» TO BE DONE: The records below must be output exactly, without pictures.

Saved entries
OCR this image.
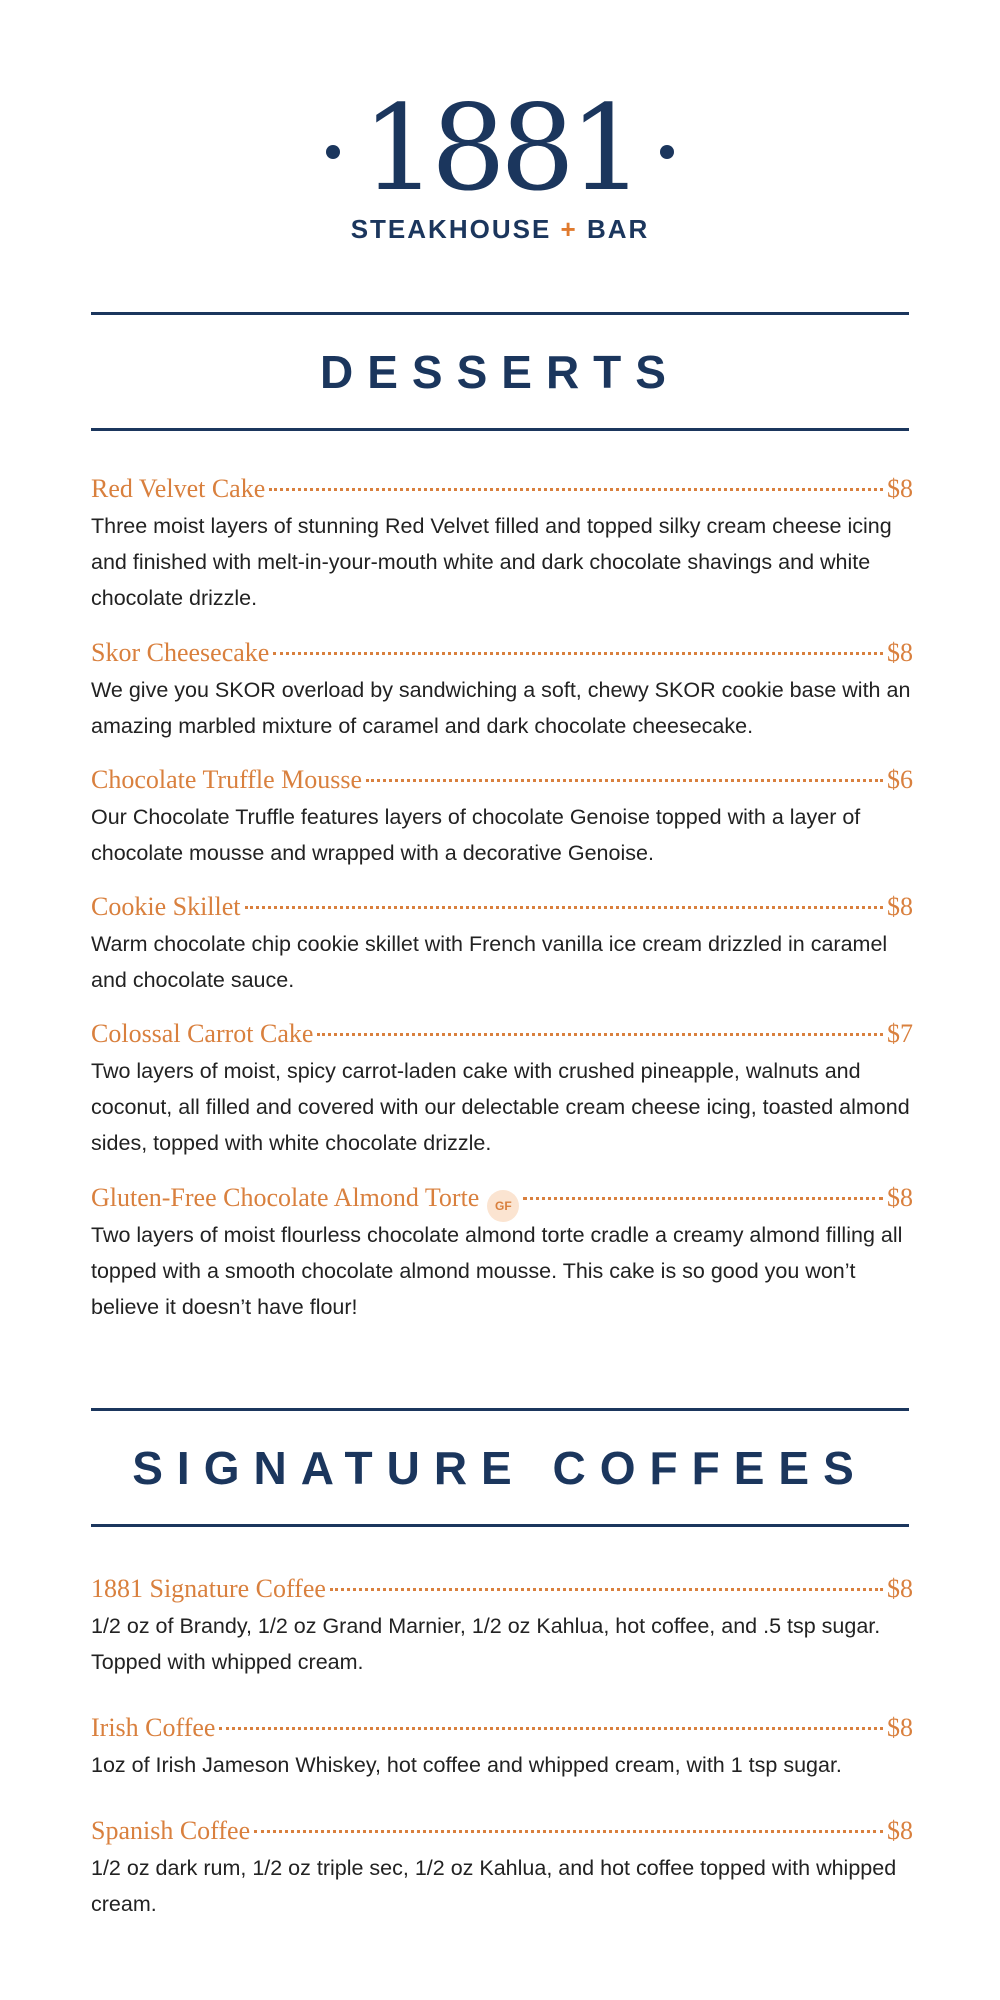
1881
STEAKHOUSE + BAR
DESSERTS
Red Velvet Cake	$8
Three moist layers of stunning Red Velvet filled and topped silky cream cheese icing and finished with melt-in-your-mouth white and dark chocolate shavings and white chocolate drizzle.
Skor Cheesecake	$8
We give you SKOR overload by sandwiching a soft, chewy SKOR cookie base with an amazing marbled mixture of caramel and dark chocolate cheesecake.
Chocolate Truffle Mousse	$6
Our Chocolate Truffle features layers of chocolate Genoise topped with a layer of chocolate mousse and wrapped with a decorative Genoise.
Cookie Skillet	$8
Warm chocolate chip cookie skillet with French vanilla ice cream drizzled in caramel and chocolate sauce.
Colossal Carrot Cake	$7
Two layers of moist, spicy carrot-laden cake with crushed pineapple, walnuts and coconut, all filled and covered with our delectable cream cheese icing, toasted almond sides, topped with white chocolate drizzle.
Gluten-Free Chocolate Almond Torte	GF	$8
Two layers of moist flourless chocolate almond torte cradle a creamy almond filling all topped with a smooth chocolate almond mousse. This cake is so good you won’t believe it doesn’t have flour!
SIGNATURE COFFEES
1881 Signature Coffee	$8
1/2 oz of Brandy, 1/2 oz Grand Marnier, 1/2 oz Kahlua, hot coffee, and .5 tsp sugar. Topped with whipped cream.
Irish Coffee	$8
1oz of Irish Jameson Whiskey, hot coffee and whipped cream, with 1 tsp sugar.
Spanish Coffee	$8
1/2 oz dark rum, 1/2 oz triple sec, 1/2 oz Kahlua, and hot coffee topped with whipped cream.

» EXERCISE RESPONSE:
OCR this image.
1881
STEAKHOUSE + BAR
DESSERTS
Red Velvet Cake	$8
Three moist layers of stunning Red Velvet filled and topped silky cream cheese icing and finished with melt-in-your-mouth white and dark chocolate shavings and white chocolate drizzle.
Skor Cheesecake	$8
We give you SKOR overload by sandwiching a soft, chewy SKOR cookie base with an amazing marbled mixture of caramel and dark chocolate cheesecake.
Chocolate Truffle Mousse	$6
Our Chocolate Truffle features layers of chocolate Genoise topped with a layer of chocolate mousse and wrapped with a decorative Genoise.
Cookie Skillet	$8
Warm chocolate chip cookie skillet with French vanilla ice cream drizzled in caramel and chocolate sauce.
Colossal Carrot Cake	$7
Two layers of moist, spicy carrot-laden cake with crushed pineapple, walnuts and coconut, all filled and covered with our delectable cream cheese icing, toasted almond sides, topped with white chocolate drizzle.
Gluten-Free Chocolate Almond Torte	GF	$8
Two layers of moist flourless chocolate almond torte cradle a creamy almond filling all topped with a smooth chocolate almond mousse. This cake is so good you won’t believe it doesn’t have flour!
SIGNATURE COFFEES
1881 Signature Coffee	$8
1/2 oz of Brandy, 1/2 oz Grand Marnier, 1/2 oz Kahlua, hot coffee, and .5 tsp sugar. Topped with whipped cream.
Irish Coffee	$8
1oz of Irish Jameson Whiskey, hot coffee and whipped cream, with 1 tsp sugar.
Spanish Coffee	$8
1/2 oz dark rum, 1/2 oz triple sec, 1/2 oz Kahlua, and hot coffee topped with whipped cream.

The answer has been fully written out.